TASK PROMPT: Write the material out again in full, exactly.
Start of STORED ROWS
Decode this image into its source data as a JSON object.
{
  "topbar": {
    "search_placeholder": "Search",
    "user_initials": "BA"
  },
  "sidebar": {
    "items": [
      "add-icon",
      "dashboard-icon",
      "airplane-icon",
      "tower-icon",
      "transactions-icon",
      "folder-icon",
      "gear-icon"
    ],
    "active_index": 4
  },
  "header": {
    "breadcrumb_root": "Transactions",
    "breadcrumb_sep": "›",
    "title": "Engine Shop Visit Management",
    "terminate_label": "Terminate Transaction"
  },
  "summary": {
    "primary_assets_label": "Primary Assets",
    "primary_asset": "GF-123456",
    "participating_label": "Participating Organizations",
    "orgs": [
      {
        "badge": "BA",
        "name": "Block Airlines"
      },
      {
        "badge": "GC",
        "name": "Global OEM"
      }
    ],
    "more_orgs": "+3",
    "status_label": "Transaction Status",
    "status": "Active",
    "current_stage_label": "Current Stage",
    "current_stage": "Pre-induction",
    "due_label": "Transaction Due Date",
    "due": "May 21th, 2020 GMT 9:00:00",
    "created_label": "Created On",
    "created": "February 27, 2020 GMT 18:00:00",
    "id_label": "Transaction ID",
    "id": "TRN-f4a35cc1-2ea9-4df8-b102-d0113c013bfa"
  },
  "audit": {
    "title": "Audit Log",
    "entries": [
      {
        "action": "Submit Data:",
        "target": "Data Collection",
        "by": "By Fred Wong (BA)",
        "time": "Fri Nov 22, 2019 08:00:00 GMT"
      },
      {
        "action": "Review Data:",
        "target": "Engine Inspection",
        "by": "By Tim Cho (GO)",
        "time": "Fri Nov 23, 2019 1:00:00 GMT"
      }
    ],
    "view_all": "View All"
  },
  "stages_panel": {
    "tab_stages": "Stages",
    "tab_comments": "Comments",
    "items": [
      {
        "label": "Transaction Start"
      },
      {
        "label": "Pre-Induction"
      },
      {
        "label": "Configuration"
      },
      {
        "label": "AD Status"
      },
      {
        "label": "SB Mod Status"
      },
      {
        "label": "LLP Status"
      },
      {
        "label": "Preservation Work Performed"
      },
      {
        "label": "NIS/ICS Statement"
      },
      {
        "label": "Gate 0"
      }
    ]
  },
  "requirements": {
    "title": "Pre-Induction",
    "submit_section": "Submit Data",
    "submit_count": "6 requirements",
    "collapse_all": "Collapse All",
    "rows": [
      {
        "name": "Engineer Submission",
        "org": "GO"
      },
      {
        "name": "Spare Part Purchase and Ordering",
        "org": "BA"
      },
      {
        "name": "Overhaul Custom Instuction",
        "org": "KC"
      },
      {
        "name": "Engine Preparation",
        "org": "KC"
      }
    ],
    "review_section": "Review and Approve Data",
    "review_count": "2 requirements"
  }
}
End of STORED ROWS
TASK ANSWER:
Decode this image into its source data as a JSON object.
{
  "topbar": {
    "search_placeholder": "Search",
    "user_initials": "BA"
  },
  "sidebar": {
    "items": [
      "add-icon",
      "dashboard-icon",
      "airplane-icon",
      "tower-icon",
      "transactions-icon",
      "folder-icon",
      "gear-icon"
    ],
    "active_index": 4
  },
  "header": {
    "breadcrumb_root": "Transactions",
    "breadcrumb_sep": "›",
    "title": "Engine Shop Visit Management",
    "terminate_label": "Terminate Transaction"
  },
  "summary": {
    "primary_assets_label": "Primary Assets",
    "primary_asset": "GF-123456",
    "participating_label": "Participating Organizations",
    "orgs": [
      {
        "badge": "BA",
        "name": "Block Airlines"
      },
      {
        "badge": "GC",
        "name": "Global OEM"
      }
    ],
    "more_orgs": "+3",
    "status_label": "Transaction Status",
    "status": "Active",
    "current_stage_label": "Current Stage",
    "current_stage": "Pre-induction",
    "due_label": "Transaction Due Date",
    "due": "May 21th, 2020 GMT 9:00:00",
    "created_label": "Created On",
    "created": "February 27, 2020 GMT 18:00:00",
    "id_label": "Transaction ID",
    "id": "TRN-f4a35cc1-2ea9-4df8-b102-d0113c013bfa"
  },
  "audit": {
    "title": "Audit Log",
    "entries": [
      {
        "action": "Submit Data:",
        "target": "Data Collection",
        "by": "By Fred Wong (BA)",
        "time": "Fri Nov 22, 2019 08:00:00 GMT"
      },
      {
        "action": "Review Data:",
        "target": "Engine Inspection",
        "by": "By Tim Cho (GO)",
        "time": "Fri Nov 23, 2019 1:00:00 GMT"
      }
    ],
    "view_all": "View All"
  },
  "stages_panel": {
    "tab_stages": "Stages",
    "tab_comments": "Comments",
    "items": [
      {
        "label": "Transaction Start"
      },
      {
        "label": "Pre-Induction"
      },
      {
        "label": "Configuration"
      },
      {
        "label": "AD Status"
      },
      {
        "label": "SB Mod Status"
      },
      {
        "label": "LLP Status"
      },
      {
        "label": "Preservation Work Performed"
      },
      {
        "label": "NIS/ICS Statement"
      },
      {
        "label": "Gate 0"
      }
    ]
  },
  "requirements": {
    "title": "Pre-Induction",
    "submit_section": "Submit Data",
    "submit_count": "6 requirements",
    "collapse_all": "Collapse All",
    "rows": [
      {
        "name": "Engineer Submission",
        "org": "GO"
      },
      {
        "name": "Spare Part Purchase and Ordering",
        "org": "BA"
      },
      {
        "name": "Overhaul Custom Instuction",
        "org": "KC"
      },
      {
        "name": "Engine Preparation",
        "org": "KC"
      }
    ],
    "review_section": "Review and Approve Data",
    "review_count": "2 requirements"
  }
}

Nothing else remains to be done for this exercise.